Every record should be written out exactly, please.

■ Provided entries
====
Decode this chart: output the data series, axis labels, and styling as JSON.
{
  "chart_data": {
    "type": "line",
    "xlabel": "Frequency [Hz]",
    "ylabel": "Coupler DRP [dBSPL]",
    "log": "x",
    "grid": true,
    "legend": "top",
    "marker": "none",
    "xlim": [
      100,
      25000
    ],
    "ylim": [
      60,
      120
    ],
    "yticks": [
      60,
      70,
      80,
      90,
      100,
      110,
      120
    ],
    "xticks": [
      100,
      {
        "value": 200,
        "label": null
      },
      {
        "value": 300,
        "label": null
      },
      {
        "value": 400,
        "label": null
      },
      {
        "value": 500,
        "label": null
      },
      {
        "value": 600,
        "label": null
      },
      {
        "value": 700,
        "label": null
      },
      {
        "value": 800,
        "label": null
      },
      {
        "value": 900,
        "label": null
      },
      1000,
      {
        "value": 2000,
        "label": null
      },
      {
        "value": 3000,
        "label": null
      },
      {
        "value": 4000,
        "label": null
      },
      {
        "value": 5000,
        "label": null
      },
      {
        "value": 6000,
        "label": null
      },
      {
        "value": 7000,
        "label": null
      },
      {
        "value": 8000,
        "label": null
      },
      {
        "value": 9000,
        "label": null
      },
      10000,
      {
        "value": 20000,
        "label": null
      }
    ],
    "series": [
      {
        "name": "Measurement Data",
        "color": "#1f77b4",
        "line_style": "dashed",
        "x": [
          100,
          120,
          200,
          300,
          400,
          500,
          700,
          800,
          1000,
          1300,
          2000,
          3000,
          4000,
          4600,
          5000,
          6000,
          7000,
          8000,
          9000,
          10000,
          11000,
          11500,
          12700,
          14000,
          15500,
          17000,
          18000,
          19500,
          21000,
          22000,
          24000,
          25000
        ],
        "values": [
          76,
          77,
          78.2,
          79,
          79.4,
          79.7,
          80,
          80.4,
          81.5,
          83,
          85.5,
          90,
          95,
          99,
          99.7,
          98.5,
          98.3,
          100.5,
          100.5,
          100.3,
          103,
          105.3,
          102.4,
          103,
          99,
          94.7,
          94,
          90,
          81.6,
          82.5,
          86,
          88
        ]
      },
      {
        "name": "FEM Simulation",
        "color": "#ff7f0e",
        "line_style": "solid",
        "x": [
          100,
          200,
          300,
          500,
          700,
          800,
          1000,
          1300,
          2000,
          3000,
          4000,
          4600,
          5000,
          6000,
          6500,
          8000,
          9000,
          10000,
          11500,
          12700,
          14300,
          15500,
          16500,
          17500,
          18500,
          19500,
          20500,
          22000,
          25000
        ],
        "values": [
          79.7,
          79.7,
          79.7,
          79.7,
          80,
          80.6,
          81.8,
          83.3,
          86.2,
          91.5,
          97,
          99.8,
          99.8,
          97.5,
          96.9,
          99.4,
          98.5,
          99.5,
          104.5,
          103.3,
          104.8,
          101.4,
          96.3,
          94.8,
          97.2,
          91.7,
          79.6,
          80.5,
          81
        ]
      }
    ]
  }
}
====
■ Right answer
Decode this chart: output the data series, axis labels, and styling as JSON.
{
  "chart_data": {
    "type": "line",
    "xlabel": "Frequency [Hz]",
    "ylabel": "Coupler DRP [dBSPL]",
    "log": "x",
    "grid": true,
    "legend": "top",
    "marker": "none",
    "xlim": [
      100,
      25000
    ],
    "ylim": [
      60,
      120
    ],
    "yticks": [
      60,
      70,
      80,
      90,
      100,
      110,
      120
    ],
    "xticks": [
      100,
      {
        "value": 200,
        "label": null
      },
      {
        "value": 300,
        "label": null
      },
      {
        "value": 400,
        "label": null
      },
      {
        "value": 500,
        "label": null
      },
      {
        "value": 600,
        "label": null
      },
      {
        "value": 700,
        "label": null
      },
      {
        "value": 800,
        "label": null
      },
      {
        "value": 900,
        "label": null
      },
      1000,
      {
        "value": 2000,
        "label": null
      },
      {
        "value": 3000,
        "label": null
      },
      {
        "value": 4000,
        "label": null
      },
      {
        "value": 5000,
        "label": null
      },
      {
        "value": 6000,
        "label": null
      },
      {
        "value": 7000,
        "label": null
      },
      {
        "value": 8000,
        "label": null
      },
      {
        "value": 9000,
        "label": null
      },
      10000,
      {
        "value": 20000,
        "label": null
      }
    ],
    "series": [
      {
        "name": "Measurement Data",
        "color": "#1f77b4",
        "line_style": "dashed",
        "x": [
          100,
          120,
          200,
          300,
          400,
          500,
          700,
          800,
          1000,
          1300,
          2000,
          3000,
          4000,
          4600,
          5000,
          6000,
          7000,
          8000,
          9000,
          10000,
          11000,
          11500,
          12700,
          14000,
          15500,
          17000,
          18000,
          19500,
          21000,
          22000,
          24000,
          25000
        ],
        "values": [
          76,
          77,
          78.2,
          79,
          79.4,
          79.7,
          80,
          80.4,
          81.5,
          83,
          85.5,
          90,
          95,
          99,
          99.7,
          98.5,
          98.3,
          100.5,
          100.5,
          100.3,
          103,
          105.3,
          102.4,
          103,
          99,
          94.7,
          94,
          90,
          81.6,
          82.5,
          86,
          88
        ]
      },
      {
        "name": "FEM Simulation",
        "color": "#ff7f0e",
        "line_style": "solid",
        "x": [
          100,
          200,
          300,
          500,
          700,
          800,
          1000,
          1300,
          2000,
          3000,
          4000,
          4600,
          5000,
          6000,
          6500,
          8000,
          9000,
          10000,
          11500,
          12700,
          14300,
          15500,
          16500,
          17500,
          18500,
          19500,
          20500,
          22000,
          25000
        ],
        "values": [
          79.7,
          79.7,
          79.7,
          79.7,
          80,
          80.6,
          81.8,
          83.3,
          86.2,
          91.5,
          97,
          99.8,
          99.8,
          97.5,
          96.9,
          99.4,
          98.5,
          99.5,
          104.5,
          103.3,
          104.8,
          101.4,
          96.3,
          94.8,
          97.2,
          91.7,
          79.6,
          80.5,
          81
        ]
      }
    ]
  }
}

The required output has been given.